Aim of the exercise:
Would you write out the data below exactly, with every line intact?

-- Data shown follows --

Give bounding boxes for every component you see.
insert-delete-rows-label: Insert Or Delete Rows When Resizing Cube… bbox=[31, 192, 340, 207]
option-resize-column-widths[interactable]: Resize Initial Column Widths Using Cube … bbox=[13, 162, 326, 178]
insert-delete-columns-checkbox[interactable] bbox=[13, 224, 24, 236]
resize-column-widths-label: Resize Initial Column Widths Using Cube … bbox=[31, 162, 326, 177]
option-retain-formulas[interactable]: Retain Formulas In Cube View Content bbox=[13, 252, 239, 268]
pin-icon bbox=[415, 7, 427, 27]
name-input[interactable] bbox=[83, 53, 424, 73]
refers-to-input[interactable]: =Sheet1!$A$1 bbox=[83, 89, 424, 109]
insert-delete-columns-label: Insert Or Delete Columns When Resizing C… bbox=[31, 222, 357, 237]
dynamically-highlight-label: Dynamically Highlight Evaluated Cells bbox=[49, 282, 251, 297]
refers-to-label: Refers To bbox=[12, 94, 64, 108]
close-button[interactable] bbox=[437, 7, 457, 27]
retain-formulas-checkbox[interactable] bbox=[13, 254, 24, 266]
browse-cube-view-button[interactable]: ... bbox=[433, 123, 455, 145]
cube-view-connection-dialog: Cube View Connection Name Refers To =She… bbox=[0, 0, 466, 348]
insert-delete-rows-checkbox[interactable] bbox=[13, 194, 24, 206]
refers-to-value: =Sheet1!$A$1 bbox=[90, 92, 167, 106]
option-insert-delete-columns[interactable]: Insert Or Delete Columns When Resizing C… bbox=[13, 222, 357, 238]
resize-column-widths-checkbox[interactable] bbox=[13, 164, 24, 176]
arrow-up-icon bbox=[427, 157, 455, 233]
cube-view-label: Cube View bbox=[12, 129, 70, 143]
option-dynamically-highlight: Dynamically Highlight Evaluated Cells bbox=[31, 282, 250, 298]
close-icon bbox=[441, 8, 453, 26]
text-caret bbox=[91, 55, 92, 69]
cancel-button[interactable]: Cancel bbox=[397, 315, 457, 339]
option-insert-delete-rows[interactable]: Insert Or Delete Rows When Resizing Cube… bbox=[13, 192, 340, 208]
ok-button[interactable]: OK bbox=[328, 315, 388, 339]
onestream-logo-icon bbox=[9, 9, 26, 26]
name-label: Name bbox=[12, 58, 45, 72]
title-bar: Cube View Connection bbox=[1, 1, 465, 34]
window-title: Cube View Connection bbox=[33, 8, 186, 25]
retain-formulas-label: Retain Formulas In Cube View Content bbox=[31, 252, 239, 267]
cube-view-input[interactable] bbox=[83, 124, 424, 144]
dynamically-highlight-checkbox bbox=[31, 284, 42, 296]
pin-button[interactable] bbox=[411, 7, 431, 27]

-- Data shown concluded --

Written response:
Give bounding boxes for every component you see.
insert-delete-rows-label: Insert Or Delete Rows When Resizing Cube… bbox=[31, 192, 340, 207]
option-resize-column-widths[interactable]: Resize Initial Column Widths Using Cube … bbox=[13, 162, 326, 178]
insert-delete-columns-checkbox[interactable] bbox=[13, 224, 24, 236]
resize-column-widths-label: Resize Initial Column Widths Using Cube … bbox=[31, 162, 326, 177]
option-retain-formulas[interactable]: Retain Formulas In Cube View Content bbox=[13, 252, 239, 268]
pin-icon bbox=[415, 7, 427, 27]
name-input[interactable] bbox=[83, 53, 424, 73]
refers-to-input[interactable]: =Sheet1!$A$1 bbox=[83, 89, 424, 109]
insert-delete-columns-label: Insert Or Delete Columns When Resizing C… bbox=[31, 222, 357, 237]
dynamically-highlight-label: Dynamically Highlight Evaluated Cells bbox=[49, 282, 251, 297]
refers-to-label: Refers To bbox=[12, 94, 64, 108]
close-button[interactable] bbox=[437, 7, 457, 27]
retain-formulas-checkbox[interactable] bbox=[13, 254, 24, 266]
browse-cube-view-button[interactable]: ... bbox=[433, 123, 455, 145]
cube-view-connection-dialog: Cube View Connection Name Refers To =She… bbox=[0, 0, 466, 348]
insert-delete-rows-checkbox[interactable] bbox=[13, 194, 24, 206]
refers-to-value: =Sheet1!$A$1 bbox=[90, 92, 167, 106]
option-insert-delete-columns[interactable]: Insert Or Delete Columns When Resizing C… bbox=[13, 222, 357, 238]
resize-column-widths-checkbox[interactable] bbox=[13, 164, 24, 176]
arrow-up-icon bbox=[427, 157, 455, 233]
cube-view-label: Cube View bbox=[12, 129, 70, 143]
option-dynamically-highlight: Dynamically Highlight Evaluated Cells bbox=[31, 282, 250, 298]
close-icon bbox=[441, 8, 453, 26]
text-caret bbox=[91, 55, 92, 69]
cancel-button[interactable]: Cancel bbox=[397, 315, 457, 339]
option-insert-delete-rows[interactable]: Insert Or Delete Rows When Resizing Cube… bbox=[13, 192, 340, 208]
ok-button[interactable]: OK bbox=[328, 315, 388, 339]
onestream-logo-icon bbox=[9, 9, 26, 26]
name-label: Name bbox=[12, 58, 45, 72]
title-bar: Cube View Connection bbox=[1, 1, 465, 34]
window-title: Cube View Connection bbox=[33, 8, 186, 25]
retain-formulas-label: Retain Formulas In Cube View Content bbox=[31, 252, 239, 267]
cube-view-input[interactable] bbox=[83, 124, 424, 144]
dynamically-highlight-checkbox bbox=[31, 284, 42, 296]
pin-button[interactable] bbox=[411, 7, 431, 27]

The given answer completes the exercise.